::: ITEMS
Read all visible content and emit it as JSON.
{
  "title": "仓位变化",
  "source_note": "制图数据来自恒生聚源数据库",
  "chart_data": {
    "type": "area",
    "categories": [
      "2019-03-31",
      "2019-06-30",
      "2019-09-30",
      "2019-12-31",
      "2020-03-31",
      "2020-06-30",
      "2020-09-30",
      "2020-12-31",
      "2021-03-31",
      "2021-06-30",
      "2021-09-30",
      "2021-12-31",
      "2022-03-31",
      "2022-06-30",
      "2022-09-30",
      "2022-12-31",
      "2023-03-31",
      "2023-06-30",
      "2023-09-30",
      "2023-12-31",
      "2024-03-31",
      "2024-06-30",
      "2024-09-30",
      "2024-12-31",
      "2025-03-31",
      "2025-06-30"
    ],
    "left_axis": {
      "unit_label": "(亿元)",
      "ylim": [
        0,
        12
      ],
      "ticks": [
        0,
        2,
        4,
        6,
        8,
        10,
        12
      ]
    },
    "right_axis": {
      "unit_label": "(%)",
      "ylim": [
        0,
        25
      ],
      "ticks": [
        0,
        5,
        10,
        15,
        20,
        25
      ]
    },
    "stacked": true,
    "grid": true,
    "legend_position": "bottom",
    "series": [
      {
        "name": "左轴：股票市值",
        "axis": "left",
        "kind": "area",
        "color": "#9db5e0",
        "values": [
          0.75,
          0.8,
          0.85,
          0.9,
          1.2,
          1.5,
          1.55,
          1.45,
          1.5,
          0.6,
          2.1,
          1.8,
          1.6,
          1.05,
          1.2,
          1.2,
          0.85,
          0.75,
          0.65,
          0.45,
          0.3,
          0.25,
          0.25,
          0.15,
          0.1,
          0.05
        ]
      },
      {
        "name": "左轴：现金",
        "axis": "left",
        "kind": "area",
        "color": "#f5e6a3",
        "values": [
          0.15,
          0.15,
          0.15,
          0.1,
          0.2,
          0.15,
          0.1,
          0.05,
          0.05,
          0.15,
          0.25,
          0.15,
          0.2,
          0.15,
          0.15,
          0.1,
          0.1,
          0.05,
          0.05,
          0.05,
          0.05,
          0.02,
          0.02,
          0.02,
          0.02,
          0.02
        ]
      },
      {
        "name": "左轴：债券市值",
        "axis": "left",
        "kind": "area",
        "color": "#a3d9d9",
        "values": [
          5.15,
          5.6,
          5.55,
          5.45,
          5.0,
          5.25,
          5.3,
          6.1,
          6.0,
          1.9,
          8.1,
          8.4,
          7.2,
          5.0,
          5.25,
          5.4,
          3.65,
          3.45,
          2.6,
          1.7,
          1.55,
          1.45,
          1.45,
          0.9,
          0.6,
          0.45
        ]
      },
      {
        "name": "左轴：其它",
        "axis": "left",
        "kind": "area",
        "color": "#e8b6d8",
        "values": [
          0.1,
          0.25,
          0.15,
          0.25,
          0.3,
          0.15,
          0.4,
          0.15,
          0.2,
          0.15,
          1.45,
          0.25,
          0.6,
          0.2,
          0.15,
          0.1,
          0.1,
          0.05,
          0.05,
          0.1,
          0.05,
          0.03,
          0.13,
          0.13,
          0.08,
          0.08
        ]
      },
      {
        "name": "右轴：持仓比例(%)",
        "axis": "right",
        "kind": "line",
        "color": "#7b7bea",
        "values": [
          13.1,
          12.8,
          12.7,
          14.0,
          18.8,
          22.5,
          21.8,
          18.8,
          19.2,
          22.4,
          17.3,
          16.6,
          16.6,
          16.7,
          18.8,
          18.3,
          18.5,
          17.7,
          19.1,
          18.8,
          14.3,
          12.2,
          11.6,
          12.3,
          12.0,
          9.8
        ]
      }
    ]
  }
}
::::::
THE EXERCISE: Using the data above, output each line exactly.

EXERCISE ANSWER:
Read all visible content and emit it as JSON.
{
  "title": "仓位变化",
  "source_note": "制图数据来自恒生聚源数据库",
  "chart_data": {
    "type": "area",
    "categories": [
      "2019-03-31",
      "2019-06-30",
      "2019-09-30",
      "2019-12-31",
      "2020-03-31",
      "2020-06-30",
      "2020-09-30",
      "2020-12-31",
      "2021-03-31",
      "2021-06-30",
      "2021-09-30",
      "2021-12-31",
      "2022-03-31",
      "2022-06-30",
      "2022-09-30",
      "2022-12-31",
      "2023-03-31",
      "2023-06-30",
      "2023-09-30",
      "2023-12-31",
      "2024-03-31",
      "2024-06-30",
      "2024-09-30",
      "2024-12-31",
      "2025-03-31",
      "2025-06-30"
    ],
    "left_axis": {
      "unit_label": "(亿元)",
      "ylim": [
        0,
        12
      ],
      "ticks": [
        0,
        2,
        4,
        6,
        8,
        10,
        12
      ]
    },
    "right_axis": {
      "unit_label": "(%)",
      "ylim": [
        0,
        25
      ],
      "ticks": [
        0,
        5,
        10,
        15,
        20,
        25
      ]
    },
    "stacked": true,
    "grid": true,
    "legend_position": "bottom",
    "series": [
      {
        "name": "左轴：股票市值",
        "axis": "left",
        "kind": "area",
        "color": "#9db5e0",
        "values": [
          0.75,
          0.8,
          0.85,
          0.9,
          1.2,
          1.5,
          1.55,
          1.45,
          1.5,
          0.6,
          2.1,
          1.8,
          1.6,
          1.05,
          1.2,
          1.2,
          0.85,
          0.75,
          0.65,
          0.45,
          0.3,
          0.25,
          0.25,
          0.15,
          0.1,
          0.05
        ]
      },
      {
        "name": "左轴：现金",
        "axis": "left",
        "kind": "area",
        "color": "#f5e6a3",
        "values": [
          0.15,
          0.15,
          0.15,
          0.1,
          0.2,
          0.15,
          0.1,
          0.05,
          0.05,
          0.15,
          0.25,
          0.15,
          0.2,
          0.15,
          0.15,
          0.1,
          0.1,
          0.05,
          0.05,
          0.05,
          0.05,
          0.02,
          0.02,
          0.02,
          0.02,
          0.02
        ]
      },
      {
        "name": "左轴：债券市值",
        "axis": "left",
        "kind": "area",
        "color": "#a3d9d9",
        "values": [
          5.15,
          5.6,
          5.55,
          5.45,
          5.0,
          5.25,
          5.3,
          6.1,
          6.0,
          1.9,
          8.1,
          8.4,
          7.2,
          5.0,
          5.25,
          5.4,
          3.65,
          3.45,
          2.6,
          1.7,
          1.55,
          1.45,
          1.45,
          0.9,
          0.6,
          0.45
        ]
      },
      {
        "name": "左轴：其它",
        "axis": "left",
        "kind": "area",
        "color": "#e8b6d8",
        "values": [
          0.1,
          0.25,
          0.15,
          0.25,
          0.3,
          0.15,
          0.4,
          0.15,
          0.2,
          0.15,
          1.45,
          0.25,
          0.6,
          0.2,
          0.15,
          0.1,
          0.1,
          0.05,
          0.05,
          0.1,
          0.05,
          0.03,
          0.13,
          0.13,
          0.08,
          0.08
        ]
      },
      {
        "name": "右轴：持仓比例(%)",
        "axis": "right",
        "kind": "line",
        "color": "#7b7bea",
        "values": [
          13.1,
          12.8,
          12.7,
          14.0,
          18.8,
          22.5,
          21.8,
          18.8,
          19.2,
          22.4,
          17.3,
          16.6,
          16.6,
          16.7,
          18.8,
          18.3,
          18.5,
          17.7,
          19.1,
          18.8,
          14.3,
          12.2,
          11.6,
          12.3,
          12.0,
          9.8
        ]
      }
    ]
  }
}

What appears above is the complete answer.